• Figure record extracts
----------
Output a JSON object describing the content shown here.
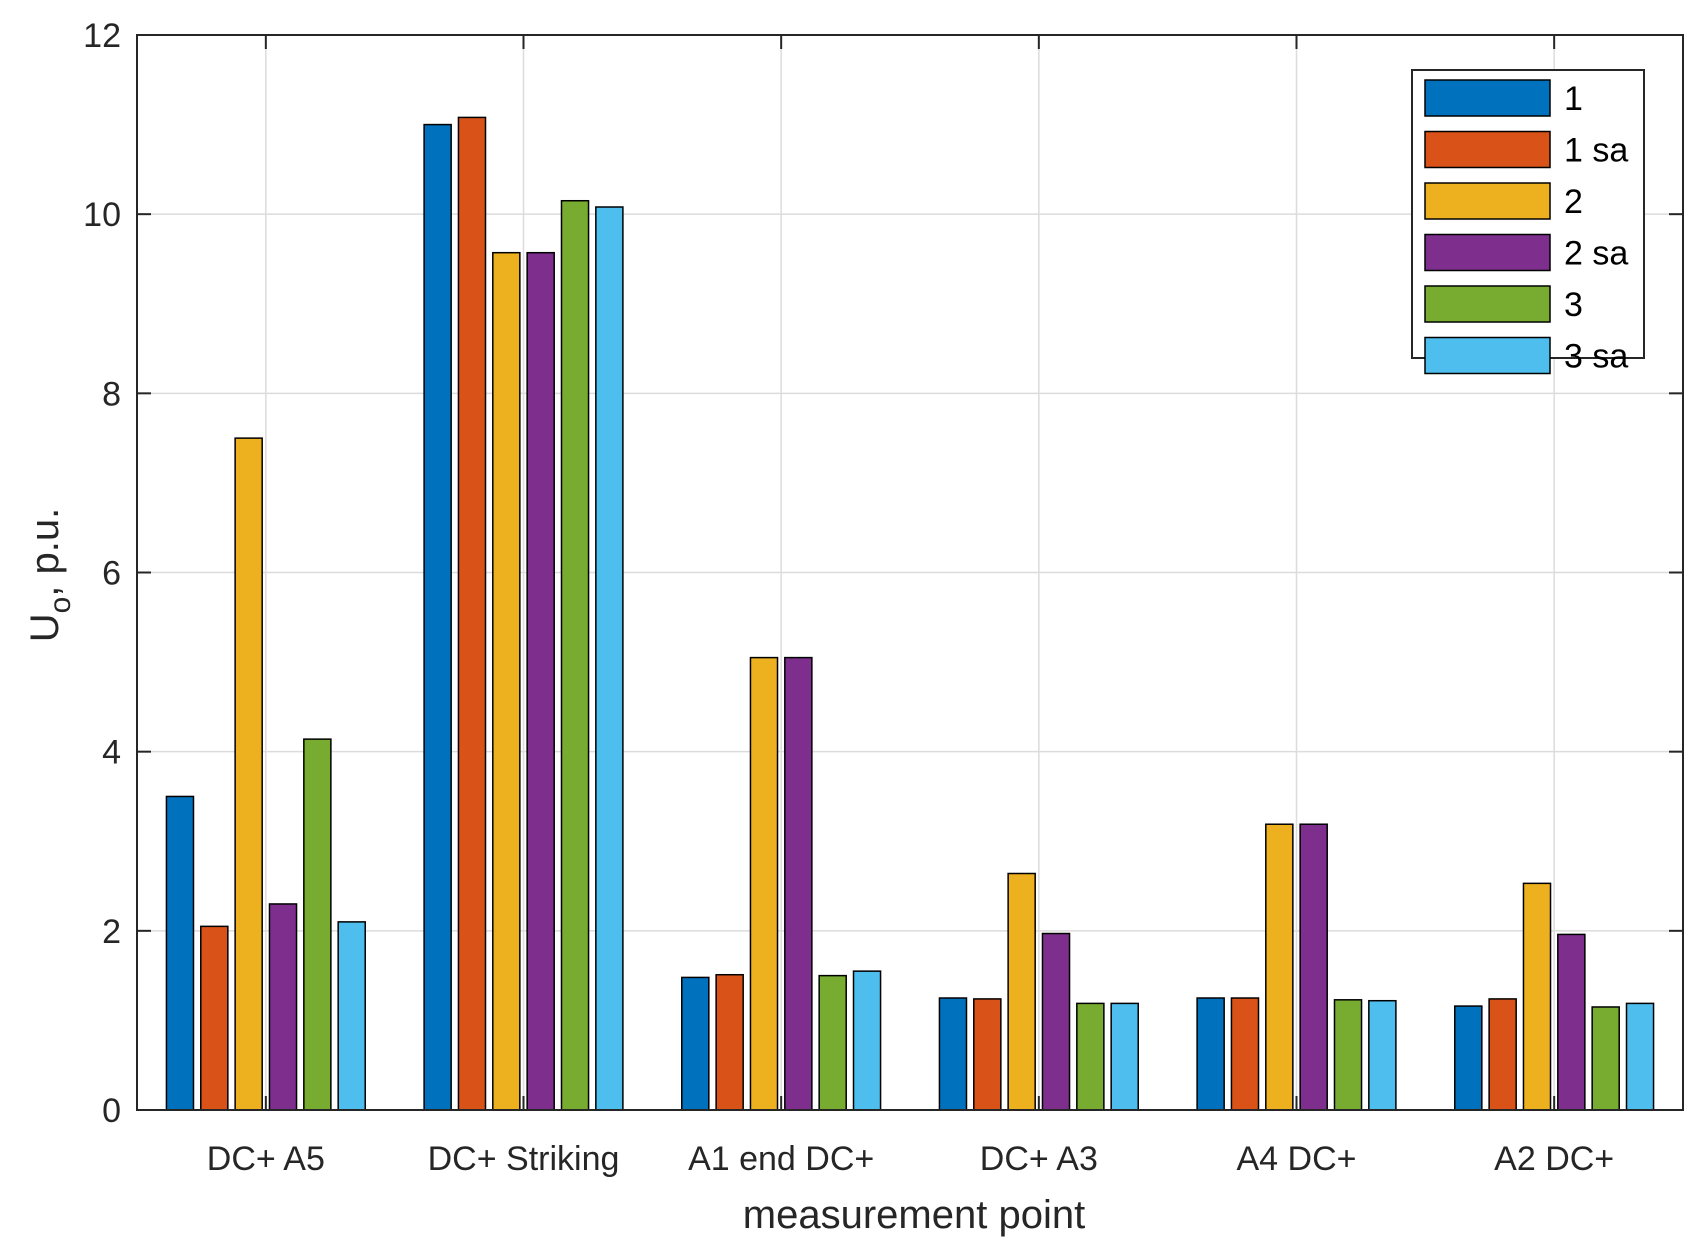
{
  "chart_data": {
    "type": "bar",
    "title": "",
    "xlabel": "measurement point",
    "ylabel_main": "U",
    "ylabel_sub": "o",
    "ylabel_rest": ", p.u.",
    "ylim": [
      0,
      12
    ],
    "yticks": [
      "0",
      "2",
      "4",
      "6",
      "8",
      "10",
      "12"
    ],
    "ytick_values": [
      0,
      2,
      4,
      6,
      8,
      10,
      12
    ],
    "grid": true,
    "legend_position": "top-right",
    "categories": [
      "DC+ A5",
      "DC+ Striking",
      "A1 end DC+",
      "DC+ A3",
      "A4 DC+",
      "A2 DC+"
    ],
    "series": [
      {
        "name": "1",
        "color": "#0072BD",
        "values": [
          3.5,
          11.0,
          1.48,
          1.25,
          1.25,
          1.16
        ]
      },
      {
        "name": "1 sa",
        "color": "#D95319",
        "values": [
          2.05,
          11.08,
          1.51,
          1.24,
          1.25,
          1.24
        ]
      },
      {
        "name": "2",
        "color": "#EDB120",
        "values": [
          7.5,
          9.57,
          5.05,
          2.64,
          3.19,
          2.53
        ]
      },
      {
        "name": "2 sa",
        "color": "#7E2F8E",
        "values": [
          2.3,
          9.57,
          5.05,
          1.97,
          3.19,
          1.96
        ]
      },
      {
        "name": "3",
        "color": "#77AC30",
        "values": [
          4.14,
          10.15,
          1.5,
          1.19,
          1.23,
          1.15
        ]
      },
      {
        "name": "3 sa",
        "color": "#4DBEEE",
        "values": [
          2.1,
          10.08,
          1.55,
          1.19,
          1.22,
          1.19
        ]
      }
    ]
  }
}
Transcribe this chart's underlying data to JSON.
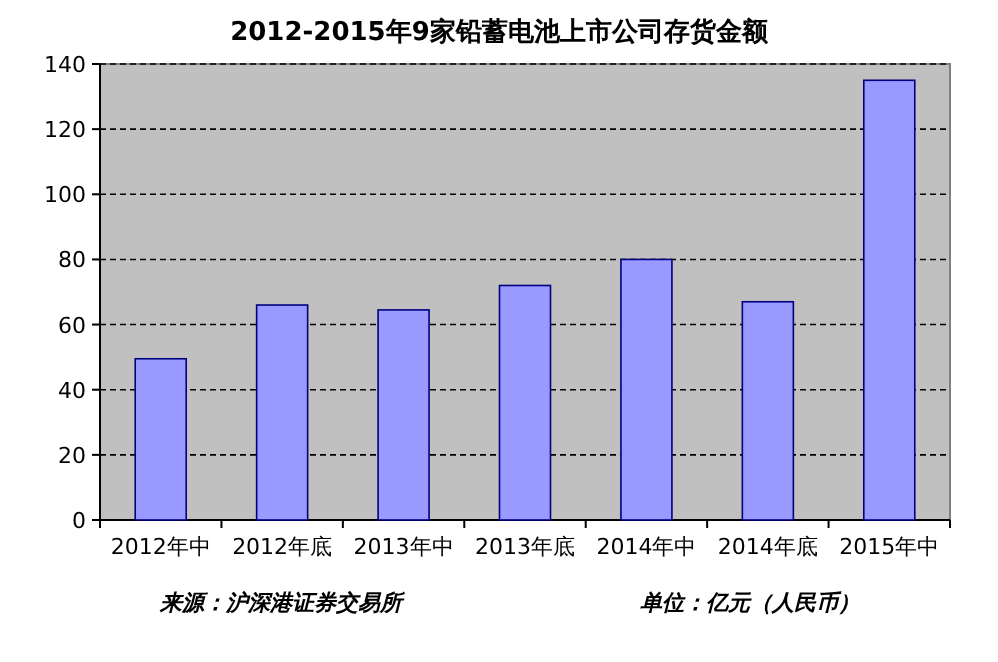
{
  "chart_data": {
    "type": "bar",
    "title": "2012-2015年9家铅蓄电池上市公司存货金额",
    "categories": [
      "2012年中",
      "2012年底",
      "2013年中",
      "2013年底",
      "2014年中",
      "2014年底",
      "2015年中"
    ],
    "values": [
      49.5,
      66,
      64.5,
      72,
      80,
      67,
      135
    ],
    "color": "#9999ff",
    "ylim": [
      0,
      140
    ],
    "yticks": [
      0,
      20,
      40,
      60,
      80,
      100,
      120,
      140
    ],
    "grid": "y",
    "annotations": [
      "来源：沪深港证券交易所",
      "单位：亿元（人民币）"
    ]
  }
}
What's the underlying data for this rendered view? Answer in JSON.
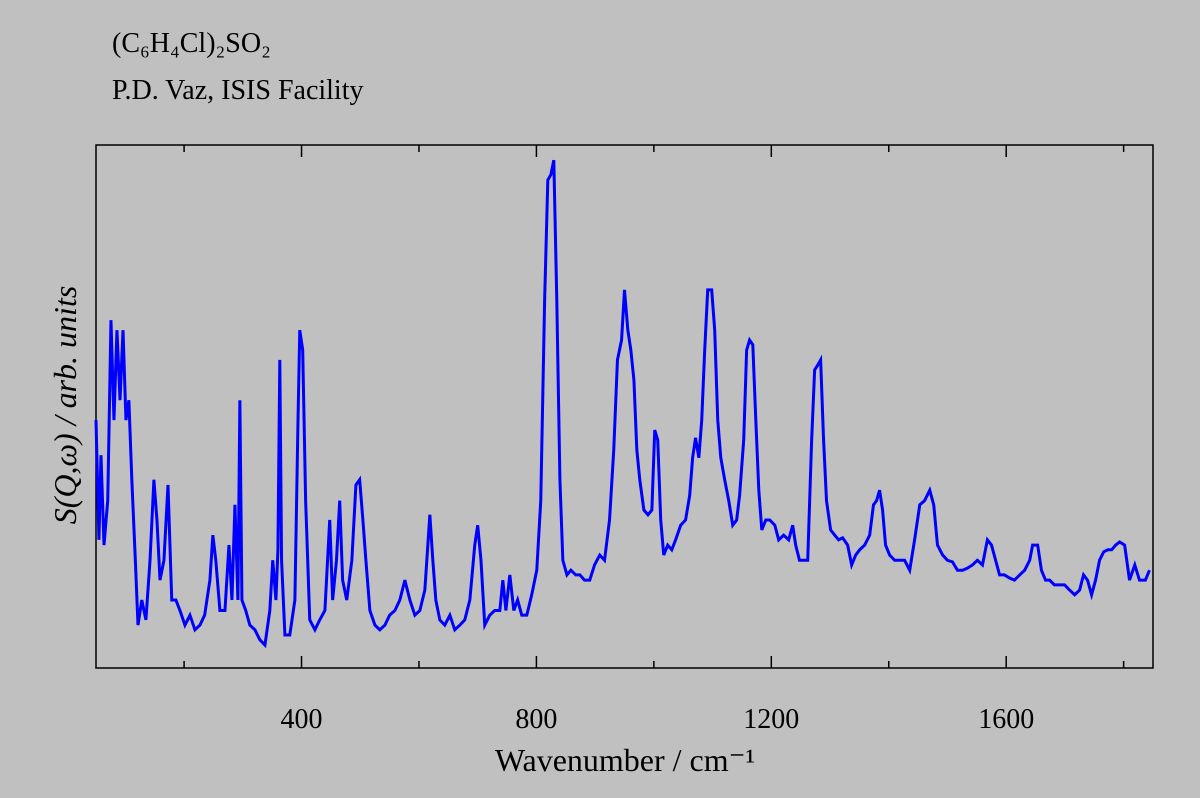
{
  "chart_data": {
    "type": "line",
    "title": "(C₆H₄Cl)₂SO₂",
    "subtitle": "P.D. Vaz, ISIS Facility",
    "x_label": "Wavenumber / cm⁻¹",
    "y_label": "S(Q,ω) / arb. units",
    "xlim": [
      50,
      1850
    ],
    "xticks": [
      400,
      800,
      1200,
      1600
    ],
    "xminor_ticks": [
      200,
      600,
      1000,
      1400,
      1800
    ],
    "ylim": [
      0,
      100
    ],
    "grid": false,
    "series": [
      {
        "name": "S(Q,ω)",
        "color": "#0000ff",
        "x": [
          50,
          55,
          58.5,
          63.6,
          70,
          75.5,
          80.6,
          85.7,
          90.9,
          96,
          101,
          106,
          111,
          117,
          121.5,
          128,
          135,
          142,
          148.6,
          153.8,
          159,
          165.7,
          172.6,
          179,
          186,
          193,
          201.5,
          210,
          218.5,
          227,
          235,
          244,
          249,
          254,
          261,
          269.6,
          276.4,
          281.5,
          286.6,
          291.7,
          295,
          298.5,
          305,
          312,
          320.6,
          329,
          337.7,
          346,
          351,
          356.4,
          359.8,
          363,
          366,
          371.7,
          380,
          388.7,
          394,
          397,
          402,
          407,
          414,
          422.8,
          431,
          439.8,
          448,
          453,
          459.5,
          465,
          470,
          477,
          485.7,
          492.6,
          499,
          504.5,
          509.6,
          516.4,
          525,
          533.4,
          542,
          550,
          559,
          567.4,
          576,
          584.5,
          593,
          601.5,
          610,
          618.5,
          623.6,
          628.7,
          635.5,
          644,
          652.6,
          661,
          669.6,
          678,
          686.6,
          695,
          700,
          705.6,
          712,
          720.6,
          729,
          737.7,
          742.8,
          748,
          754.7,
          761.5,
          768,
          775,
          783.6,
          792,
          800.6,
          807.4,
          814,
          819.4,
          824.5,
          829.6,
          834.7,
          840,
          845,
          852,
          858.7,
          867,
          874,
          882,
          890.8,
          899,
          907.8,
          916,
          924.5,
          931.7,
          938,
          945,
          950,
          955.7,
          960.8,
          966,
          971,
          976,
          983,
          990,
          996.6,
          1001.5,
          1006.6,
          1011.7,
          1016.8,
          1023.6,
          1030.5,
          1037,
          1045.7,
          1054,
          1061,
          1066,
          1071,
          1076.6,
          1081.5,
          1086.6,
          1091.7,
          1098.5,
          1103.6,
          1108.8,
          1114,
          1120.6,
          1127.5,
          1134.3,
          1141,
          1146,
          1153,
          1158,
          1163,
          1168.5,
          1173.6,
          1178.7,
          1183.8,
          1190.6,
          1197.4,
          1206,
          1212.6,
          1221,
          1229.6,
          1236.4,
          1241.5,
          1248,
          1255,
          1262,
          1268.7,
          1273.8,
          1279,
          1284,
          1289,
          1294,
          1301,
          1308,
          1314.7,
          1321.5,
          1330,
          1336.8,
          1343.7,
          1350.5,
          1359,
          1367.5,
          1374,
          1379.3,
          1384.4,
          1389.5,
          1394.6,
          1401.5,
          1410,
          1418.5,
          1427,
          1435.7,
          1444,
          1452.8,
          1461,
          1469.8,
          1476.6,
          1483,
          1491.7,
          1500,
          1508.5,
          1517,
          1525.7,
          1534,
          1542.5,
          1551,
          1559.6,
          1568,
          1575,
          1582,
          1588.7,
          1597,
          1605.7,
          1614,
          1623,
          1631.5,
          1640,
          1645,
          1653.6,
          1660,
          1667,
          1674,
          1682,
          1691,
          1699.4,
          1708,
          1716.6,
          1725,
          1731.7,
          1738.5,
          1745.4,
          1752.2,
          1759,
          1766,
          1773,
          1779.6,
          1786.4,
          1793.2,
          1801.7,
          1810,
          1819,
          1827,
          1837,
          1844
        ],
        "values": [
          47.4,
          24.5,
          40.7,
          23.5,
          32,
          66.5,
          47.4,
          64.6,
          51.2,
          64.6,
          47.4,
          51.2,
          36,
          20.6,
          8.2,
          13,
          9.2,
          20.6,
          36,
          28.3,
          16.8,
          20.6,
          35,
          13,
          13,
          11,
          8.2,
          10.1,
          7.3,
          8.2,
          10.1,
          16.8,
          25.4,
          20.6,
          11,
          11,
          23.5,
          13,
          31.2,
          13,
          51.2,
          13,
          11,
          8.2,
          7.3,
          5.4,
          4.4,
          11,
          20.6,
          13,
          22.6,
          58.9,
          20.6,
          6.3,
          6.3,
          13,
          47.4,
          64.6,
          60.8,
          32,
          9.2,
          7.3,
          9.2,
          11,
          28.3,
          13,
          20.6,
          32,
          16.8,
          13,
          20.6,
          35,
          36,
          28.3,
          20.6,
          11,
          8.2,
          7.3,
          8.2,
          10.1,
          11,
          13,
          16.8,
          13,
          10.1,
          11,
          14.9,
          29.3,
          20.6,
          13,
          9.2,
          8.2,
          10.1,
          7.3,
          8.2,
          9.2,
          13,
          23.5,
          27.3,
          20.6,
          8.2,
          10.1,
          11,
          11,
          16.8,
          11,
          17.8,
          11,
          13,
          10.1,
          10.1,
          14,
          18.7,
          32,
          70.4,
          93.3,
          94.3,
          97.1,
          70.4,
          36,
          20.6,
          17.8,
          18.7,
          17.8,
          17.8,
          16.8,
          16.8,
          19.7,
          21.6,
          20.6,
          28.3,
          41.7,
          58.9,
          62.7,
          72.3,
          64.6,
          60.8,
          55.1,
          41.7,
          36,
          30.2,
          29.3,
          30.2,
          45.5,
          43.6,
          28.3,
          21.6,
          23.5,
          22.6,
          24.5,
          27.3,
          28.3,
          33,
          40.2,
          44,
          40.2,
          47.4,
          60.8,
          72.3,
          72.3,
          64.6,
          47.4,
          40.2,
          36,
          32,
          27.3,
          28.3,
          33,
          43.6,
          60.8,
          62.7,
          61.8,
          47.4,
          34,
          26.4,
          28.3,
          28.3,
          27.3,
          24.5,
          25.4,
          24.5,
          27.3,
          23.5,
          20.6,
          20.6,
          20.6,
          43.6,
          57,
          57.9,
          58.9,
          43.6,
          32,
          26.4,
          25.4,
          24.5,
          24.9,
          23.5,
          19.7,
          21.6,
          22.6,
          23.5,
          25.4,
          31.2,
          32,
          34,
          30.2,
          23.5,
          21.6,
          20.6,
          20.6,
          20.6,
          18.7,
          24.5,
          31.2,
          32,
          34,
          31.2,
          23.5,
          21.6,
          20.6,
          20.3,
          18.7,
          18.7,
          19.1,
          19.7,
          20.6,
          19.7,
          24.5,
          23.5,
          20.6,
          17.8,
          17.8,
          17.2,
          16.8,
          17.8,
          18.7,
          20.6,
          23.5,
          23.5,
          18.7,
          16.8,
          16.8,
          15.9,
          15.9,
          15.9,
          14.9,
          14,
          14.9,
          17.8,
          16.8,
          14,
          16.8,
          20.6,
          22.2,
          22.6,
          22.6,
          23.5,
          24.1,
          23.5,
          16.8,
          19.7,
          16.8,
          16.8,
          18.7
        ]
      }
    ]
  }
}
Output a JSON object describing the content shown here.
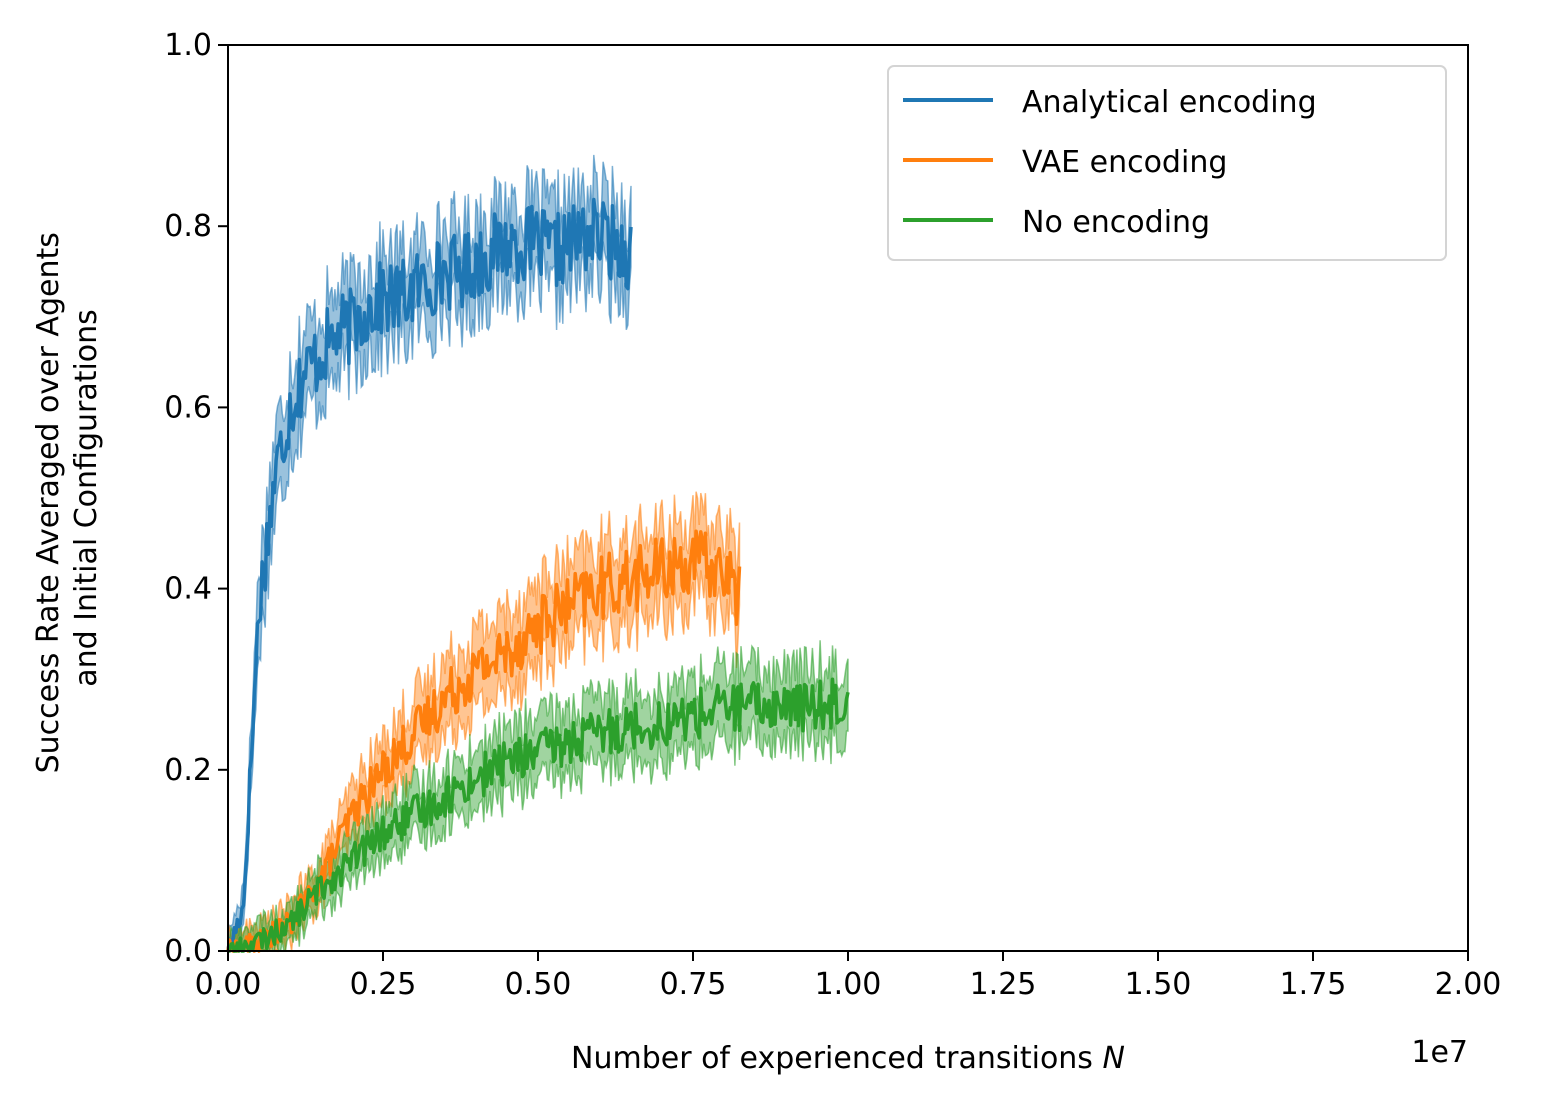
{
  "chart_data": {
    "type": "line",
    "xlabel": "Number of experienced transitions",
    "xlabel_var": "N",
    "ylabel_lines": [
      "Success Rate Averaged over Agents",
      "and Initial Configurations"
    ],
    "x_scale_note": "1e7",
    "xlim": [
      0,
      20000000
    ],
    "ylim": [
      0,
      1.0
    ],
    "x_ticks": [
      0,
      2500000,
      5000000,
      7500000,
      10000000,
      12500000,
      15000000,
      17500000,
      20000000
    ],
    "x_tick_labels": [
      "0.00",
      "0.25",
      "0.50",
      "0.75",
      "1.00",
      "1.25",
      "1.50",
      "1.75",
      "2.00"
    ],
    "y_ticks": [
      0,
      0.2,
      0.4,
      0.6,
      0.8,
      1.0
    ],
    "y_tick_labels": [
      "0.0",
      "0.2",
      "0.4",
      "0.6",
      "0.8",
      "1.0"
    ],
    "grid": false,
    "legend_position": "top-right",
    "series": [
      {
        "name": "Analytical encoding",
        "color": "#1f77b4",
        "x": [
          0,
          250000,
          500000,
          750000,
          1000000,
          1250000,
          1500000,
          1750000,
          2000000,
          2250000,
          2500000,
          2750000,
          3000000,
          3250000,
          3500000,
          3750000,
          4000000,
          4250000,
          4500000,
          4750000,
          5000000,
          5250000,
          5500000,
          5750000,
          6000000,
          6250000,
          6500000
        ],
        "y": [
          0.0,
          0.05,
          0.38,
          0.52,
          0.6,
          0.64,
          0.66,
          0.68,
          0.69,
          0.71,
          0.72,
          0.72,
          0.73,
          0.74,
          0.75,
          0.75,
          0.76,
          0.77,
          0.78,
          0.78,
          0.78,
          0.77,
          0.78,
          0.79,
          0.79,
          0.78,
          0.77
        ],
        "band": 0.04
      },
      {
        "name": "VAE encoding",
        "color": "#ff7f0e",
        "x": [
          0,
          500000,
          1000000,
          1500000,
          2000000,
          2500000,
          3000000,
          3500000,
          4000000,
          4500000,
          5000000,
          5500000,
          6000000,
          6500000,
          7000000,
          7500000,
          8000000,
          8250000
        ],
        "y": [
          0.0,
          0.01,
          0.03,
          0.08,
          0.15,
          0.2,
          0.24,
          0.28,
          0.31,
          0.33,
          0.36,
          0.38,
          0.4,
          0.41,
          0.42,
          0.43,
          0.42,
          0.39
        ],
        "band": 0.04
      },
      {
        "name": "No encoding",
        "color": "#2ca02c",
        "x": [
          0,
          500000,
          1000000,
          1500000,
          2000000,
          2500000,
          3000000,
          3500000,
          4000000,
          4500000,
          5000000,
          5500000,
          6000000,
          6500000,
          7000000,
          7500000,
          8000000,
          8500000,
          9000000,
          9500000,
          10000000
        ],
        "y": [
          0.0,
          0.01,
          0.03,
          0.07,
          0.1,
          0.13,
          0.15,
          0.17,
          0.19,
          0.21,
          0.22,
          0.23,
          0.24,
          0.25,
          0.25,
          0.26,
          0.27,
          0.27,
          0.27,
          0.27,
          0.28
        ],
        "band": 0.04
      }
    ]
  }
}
----------
State the number of lines in the records that include "JSON", and write nothing else.

4